» **Directive**
Reproduce only the lines from the line containing "What data populates" to the end of the entries below, including both of those lines.

» **Material shown**
= = = =
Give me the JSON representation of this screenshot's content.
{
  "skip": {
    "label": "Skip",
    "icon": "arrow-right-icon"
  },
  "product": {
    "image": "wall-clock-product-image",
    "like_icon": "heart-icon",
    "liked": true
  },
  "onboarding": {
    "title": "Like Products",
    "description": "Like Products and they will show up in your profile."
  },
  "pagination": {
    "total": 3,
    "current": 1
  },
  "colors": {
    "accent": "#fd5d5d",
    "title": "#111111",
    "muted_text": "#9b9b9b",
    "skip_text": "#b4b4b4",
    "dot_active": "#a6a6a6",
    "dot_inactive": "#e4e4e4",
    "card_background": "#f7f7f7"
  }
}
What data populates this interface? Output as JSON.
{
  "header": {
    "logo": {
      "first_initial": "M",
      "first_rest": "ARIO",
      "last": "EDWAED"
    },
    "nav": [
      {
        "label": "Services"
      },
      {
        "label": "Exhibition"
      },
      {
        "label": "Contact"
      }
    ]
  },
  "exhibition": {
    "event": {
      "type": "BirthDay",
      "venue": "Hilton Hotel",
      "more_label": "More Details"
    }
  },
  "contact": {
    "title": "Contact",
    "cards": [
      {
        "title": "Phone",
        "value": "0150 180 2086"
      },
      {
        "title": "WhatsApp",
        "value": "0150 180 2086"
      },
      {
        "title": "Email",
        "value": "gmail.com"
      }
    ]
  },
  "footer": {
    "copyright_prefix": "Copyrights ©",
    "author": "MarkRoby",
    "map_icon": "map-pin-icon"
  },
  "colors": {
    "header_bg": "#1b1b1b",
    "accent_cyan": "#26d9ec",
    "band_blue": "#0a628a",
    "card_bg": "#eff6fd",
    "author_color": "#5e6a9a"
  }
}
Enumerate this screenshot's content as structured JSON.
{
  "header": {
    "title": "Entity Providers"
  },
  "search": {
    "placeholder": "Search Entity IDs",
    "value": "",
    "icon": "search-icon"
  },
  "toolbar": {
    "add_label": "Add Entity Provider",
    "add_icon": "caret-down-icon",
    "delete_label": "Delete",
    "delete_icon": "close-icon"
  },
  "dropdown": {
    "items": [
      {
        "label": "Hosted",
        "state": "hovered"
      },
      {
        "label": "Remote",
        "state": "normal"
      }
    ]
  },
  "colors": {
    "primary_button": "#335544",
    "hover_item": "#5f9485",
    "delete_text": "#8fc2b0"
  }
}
= = = =
» **The response**
What data populates this interface? Output as JSON.
{
  "header": {
    "logo": {
      "first_initial": "M",
      "first_rest": "ARIO",
      "last": "EDWAED"
    },
    "nav": [
      {
        "label": "Services"
      },
      {
        "label": "Exhibition"
      },
      {
        "label": "Contact"
      }
    ]
  },
  "exhibition": {
    "event": {
      "type": "BirthDay",
      "venue": "Hilton Hotel",
      "more_label": "More Details"
    }
  },
  "contact": {
    "title": "Contact",
    "cards": [
      {
        "title": "Phone",
        "value": "0150 180 2086"
      },
      {
        "title": "WhatsApp",
        "value": "0150 180 2086"
      },
      {
        "title": "Email",
        "value": "gmail.com"
      }
    ]
  },
  "footer": {
    "copyright_prefix": "Copyrights ©",
    "author": "MarkRoby",
    "map_icon": "map-pin-icon"
  },
  "colors": {
    "header_bg": "#1b1b1b",
    "accent_cyan": "#26d9ec",
    "band_blue": "#0a628a",
    "card_bg": "#eff6fd",
    "author_color": "#5e6a9a"
  }
}
Enumerate this screenshot's content as structured JSON.
{
  "header": {
    "title": "Entity Providers"
  },
  "search": {
    "placeholder": "Search Entity IDs",
    "value": "",
    "icon": "search-icon"
  },
  "toolbar": {
    "add_label": "Add Entity Provider",
    "add_icon": "caret-down-icon",
    "delete_label": "Delete",
    "delete_icon": "close-icon"
  },
  "dropdown": {
    "items": [
      {
        "label": "Hosted",
        "state": "hovered"
      },
      {
        "label": "Remote",
        "state": "normal"
      }
    ]
  },
  "colors": {
    "primary_button": "#335544",
    "hover_item": "#5f9485",
    "delete_text": "#8fc2b0"
  }
}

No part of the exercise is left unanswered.